**Goal**
From the entries below, count every line that contains the word "Extract". Please give the number and nothing else.

**Exercise materials**

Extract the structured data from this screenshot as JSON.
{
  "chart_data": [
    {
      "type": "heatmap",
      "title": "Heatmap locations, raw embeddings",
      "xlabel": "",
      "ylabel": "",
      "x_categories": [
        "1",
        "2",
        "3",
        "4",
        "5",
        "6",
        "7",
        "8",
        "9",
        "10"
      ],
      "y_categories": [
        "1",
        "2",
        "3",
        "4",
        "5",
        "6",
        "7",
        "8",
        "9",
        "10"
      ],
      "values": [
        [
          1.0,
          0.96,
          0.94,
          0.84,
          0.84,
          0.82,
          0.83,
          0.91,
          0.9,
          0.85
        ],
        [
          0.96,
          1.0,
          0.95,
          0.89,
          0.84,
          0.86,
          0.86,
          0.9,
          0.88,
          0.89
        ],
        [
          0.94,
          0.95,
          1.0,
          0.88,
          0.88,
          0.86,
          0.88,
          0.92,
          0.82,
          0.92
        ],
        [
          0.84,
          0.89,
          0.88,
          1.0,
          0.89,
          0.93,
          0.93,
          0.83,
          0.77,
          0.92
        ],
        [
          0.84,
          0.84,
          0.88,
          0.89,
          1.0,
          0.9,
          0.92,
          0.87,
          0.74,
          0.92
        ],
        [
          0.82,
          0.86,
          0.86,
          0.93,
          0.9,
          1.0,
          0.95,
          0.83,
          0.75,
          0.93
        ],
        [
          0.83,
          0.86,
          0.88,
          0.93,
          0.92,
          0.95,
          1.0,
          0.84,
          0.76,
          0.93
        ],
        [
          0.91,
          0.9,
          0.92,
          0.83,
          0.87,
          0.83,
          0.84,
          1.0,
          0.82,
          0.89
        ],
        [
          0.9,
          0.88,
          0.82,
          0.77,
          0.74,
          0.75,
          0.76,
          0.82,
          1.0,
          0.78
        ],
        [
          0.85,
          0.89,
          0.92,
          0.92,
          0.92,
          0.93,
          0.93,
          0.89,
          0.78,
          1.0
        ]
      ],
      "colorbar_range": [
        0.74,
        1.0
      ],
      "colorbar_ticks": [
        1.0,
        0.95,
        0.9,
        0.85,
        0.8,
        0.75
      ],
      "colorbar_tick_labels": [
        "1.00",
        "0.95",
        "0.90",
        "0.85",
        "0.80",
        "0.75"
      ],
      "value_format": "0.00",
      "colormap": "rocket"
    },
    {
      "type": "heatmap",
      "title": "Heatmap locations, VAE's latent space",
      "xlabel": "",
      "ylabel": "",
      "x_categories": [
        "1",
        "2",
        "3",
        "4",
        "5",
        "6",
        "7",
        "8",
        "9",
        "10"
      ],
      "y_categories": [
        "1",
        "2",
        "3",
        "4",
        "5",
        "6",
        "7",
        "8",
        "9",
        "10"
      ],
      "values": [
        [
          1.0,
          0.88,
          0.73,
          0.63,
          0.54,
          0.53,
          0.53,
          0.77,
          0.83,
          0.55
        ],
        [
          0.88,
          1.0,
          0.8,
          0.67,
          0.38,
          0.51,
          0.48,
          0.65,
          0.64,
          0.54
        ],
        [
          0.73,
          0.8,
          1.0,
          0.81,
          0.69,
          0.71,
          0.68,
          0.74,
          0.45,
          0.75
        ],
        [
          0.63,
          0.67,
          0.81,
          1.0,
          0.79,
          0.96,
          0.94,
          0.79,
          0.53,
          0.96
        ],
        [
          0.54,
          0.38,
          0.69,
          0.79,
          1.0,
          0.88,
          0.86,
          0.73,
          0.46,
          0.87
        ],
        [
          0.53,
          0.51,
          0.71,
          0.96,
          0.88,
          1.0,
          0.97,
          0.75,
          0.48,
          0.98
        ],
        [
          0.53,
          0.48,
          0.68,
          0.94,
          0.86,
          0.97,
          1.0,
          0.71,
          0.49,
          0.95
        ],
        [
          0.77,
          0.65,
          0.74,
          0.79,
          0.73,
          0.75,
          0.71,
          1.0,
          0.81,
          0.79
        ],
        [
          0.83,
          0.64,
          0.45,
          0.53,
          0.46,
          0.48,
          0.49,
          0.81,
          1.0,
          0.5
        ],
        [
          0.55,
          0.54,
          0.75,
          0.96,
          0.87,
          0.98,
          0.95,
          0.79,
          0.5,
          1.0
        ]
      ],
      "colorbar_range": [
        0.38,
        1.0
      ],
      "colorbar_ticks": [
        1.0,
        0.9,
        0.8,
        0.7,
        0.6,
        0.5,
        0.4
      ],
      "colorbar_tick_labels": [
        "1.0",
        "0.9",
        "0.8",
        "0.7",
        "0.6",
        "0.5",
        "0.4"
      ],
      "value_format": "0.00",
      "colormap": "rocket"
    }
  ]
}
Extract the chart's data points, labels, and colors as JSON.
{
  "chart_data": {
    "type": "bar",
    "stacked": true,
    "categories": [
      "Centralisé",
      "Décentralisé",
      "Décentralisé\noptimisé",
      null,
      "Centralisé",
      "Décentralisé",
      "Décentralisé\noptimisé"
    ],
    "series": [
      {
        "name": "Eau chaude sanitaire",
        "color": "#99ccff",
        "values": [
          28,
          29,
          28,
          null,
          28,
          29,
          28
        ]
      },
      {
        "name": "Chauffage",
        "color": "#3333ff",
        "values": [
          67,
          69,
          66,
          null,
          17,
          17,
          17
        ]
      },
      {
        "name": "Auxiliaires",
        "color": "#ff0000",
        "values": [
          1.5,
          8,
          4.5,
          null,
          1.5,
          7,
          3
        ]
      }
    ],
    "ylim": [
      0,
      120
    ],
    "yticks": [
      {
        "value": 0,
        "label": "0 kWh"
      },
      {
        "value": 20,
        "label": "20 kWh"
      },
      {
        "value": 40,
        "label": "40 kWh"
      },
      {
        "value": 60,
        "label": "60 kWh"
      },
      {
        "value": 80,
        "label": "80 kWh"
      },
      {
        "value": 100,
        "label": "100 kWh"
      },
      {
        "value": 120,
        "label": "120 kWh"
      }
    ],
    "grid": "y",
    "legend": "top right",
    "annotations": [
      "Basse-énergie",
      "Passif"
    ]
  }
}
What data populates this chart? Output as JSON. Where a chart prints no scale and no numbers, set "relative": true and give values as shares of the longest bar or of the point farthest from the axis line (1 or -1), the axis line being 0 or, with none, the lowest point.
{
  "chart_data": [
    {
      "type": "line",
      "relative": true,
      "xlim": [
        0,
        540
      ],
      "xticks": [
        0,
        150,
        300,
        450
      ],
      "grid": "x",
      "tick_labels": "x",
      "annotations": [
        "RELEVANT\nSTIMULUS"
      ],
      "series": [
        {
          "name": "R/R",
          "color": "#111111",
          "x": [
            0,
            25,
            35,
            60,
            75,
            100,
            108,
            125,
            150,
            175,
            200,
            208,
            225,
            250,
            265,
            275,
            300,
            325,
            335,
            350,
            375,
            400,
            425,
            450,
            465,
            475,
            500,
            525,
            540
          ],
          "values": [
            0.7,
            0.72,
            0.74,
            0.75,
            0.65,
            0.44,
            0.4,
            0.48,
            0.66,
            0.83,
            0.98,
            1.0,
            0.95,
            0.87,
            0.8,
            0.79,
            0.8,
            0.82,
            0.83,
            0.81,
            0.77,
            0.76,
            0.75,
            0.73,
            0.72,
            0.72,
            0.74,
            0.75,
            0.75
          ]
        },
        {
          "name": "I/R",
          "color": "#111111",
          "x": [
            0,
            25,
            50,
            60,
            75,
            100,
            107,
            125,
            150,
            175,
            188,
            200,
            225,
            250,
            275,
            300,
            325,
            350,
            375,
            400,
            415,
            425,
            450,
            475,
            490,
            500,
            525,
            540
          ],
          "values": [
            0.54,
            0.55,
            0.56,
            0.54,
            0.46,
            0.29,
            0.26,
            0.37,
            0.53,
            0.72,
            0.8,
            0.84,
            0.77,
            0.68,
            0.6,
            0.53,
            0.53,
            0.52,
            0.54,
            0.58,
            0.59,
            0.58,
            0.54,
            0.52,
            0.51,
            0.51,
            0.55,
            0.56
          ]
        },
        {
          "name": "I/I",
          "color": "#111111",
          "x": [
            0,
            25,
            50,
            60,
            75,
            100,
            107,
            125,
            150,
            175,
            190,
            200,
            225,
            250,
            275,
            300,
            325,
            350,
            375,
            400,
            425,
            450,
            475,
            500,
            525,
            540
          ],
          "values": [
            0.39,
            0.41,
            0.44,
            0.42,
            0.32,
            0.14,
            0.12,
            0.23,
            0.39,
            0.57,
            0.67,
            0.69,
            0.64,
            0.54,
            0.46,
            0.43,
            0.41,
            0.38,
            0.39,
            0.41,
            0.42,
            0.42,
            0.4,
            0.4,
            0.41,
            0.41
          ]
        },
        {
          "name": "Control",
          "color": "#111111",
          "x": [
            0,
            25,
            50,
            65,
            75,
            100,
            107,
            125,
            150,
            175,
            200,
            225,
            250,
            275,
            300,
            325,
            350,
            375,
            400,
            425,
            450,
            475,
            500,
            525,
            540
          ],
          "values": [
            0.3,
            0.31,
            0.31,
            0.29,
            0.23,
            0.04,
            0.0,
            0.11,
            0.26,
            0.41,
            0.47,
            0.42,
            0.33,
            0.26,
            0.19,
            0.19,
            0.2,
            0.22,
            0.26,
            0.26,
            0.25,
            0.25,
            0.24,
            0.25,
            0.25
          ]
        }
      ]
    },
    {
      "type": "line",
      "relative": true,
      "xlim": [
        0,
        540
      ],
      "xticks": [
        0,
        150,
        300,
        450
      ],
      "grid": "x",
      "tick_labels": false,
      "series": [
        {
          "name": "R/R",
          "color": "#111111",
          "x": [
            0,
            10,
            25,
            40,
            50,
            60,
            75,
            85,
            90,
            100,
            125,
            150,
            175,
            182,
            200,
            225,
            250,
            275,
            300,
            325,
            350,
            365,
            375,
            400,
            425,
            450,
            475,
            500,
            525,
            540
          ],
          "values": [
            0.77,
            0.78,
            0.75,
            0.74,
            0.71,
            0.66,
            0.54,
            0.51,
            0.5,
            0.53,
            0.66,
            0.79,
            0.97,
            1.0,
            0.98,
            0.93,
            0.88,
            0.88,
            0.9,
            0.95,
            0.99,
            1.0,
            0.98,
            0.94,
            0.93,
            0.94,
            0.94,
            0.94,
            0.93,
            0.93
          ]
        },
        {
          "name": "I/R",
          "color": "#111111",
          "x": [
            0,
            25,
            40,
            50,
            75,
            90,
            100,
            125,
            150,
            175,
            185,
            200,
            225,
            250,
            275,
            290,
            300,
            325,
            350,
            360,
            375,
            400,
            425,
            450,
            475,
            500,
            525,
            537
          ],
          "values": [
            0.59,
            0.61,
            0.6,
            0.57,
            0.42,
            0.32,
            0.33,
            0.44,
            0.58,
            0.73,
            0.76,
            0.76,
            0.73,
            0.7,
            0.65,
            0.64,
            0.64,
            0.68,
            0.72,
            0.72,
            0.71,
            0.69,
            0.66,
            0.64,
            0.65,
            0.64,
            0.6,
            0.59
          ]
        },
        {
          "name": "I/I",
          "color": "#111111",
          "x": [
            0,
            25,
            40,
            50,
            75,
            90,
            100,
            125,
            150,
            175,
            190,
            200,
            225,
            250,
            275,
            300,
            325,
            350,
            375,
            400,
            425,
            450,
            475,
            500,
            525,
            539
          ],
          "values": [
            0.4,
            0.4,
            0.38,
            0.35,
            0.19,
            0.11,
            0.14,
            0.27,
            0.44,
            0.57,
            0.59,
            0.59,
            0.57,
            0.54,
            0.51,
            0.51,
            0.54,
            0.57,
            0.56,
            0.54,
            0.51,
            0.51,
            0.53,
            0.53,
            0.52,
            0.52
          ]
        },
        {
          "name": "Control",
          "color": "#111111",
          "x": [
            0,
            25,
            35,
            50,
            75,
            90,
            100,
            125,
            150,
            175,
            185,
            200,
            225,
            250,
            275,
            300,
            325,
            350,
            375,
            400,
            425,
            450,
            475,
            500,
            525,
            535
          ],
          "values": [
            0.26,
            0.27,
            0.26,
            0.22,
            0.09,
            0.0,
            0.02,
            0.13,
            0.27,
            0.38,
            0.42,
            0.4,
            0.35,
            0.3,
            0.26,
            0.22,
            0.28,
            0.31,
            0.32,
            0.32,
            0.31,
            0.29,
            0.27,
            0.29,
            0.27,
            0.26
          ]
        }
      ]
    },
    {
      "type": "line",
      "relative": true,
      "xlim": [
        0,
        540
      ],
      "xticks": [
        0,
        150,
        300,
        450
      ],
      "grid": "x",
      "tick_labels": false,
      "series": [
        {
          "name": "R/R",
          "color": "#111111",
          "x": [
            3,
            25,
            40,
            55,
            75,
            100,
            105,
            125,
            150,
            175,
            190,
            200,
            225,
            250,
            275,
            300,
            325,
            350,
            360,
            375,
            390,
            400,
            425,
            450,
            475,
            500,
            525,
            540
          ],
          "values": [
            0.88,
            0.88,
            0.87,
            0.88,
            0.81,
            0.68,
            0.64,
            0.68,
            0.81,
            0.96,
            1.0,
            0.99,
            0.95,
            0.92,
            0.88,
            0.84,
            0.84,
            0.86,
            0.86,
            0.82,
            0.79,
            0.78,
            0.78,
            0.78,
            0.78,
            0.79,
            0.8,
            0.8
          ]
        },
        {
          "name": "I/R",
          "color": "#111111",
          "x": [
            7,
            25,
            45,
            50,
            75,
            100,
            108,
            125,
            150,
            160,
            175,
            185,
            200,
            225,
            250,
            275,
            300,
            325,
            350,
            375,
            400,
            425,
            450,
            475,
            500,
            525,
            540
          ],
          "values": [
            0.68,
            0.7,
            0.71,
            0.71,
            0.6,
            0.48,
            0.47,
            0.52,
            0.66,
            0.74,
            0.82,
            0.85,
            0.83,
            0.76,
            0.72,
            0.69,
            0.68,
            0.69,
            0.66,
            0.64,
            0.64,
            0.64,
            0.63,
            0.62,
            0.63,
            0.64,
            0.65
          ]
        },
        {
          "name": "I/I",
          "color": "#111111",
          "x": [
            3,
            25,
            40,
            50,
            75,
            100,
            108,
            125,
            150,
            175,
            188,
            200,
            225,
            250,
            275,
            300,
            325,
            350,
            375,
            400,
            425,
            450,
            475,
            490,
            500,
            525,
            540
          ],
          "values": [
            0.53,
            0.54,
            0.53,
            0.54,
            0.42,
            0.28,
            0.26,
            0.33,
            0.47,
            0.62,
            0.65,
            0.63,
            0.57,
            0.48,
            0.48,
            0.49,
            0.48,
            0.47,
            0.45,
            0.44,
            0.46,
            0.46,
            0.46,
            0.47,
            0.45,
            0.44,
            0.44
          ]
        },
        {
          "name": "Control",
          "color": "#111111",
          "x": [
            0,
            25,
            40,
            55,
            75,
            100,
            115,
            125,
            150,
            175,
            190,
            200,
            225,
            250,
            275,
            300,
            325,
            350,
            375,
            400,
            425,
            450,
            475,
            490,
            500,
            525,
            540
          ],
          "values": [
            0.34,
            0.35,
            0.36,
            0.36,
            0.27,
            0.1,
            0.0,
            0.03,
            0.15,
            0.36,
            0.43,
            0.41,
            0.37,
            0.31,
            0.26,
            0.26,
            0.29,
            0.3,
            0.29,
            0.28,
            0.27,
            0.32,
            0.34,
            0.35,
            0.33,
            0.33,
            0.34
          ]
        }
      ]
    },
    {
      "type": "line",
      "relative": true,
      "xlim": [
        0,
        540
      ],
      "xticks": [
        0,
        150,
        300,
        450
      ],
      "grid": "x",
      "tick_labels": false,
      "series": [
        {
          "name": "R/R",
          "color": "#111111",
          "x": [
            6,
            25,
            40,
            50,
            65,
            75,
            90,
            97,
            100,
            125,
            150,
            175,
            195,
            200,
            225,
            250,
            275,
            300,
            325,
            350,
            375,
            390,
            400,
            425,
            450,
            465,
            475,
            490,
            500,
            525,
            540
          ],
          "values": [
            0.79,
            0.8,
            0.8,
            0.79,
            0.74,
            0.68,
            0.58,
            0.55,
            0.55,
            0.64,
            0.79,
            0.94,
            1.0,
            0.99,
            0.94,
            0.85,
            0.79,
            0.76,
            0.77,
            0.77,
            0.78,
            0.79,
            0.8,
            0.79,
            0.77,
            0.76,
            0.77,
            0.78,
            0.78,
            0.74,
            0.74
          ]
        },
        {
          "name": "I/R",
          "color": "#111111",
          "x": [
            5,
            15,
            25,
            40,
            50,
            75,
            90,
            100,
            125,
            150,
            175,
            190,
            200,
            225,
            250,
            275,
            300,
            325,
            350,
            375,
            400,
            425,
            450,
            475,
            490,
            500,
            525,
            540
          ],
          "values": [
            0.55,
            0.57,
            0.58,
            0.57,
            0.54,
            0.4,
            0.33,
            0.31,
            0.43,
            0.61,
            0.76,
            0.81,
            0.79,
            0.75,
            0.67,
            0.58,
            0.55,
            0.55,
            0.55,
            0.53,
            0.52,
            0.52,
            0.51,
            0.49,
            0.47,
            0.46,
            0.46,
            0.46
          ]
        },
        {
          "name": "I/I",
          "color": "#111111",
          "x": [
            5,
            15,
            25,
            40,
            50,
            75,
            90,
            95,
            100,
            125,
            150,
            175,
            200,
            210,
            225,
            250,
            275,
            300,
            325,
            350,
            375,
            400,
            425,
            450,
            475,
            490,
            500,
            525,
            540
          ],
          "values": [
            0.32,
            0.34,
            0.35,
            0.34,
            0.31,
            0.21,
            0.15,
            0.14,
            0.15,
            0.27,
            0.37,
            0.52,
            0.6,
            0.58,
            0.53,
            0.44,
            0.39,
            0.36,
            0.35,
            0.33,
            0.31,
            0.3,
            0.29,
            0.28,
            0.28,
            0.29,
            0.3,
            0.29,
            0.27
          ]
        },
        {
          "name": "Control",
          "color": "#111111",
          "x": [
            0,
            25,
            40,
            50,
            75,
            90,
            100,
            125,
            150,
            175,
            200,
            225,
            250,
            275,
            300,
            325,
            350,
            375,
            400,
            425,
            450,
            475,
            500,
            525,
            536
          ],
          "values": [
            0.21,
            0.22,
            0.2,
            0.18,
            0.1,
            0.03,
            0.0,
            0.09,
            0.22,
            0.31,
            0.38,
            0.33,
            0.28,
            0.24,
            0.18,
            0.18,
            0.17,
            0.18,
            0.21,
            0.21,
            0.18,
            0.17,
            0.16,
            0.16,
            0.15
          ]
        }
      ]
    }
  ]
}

**The result**
2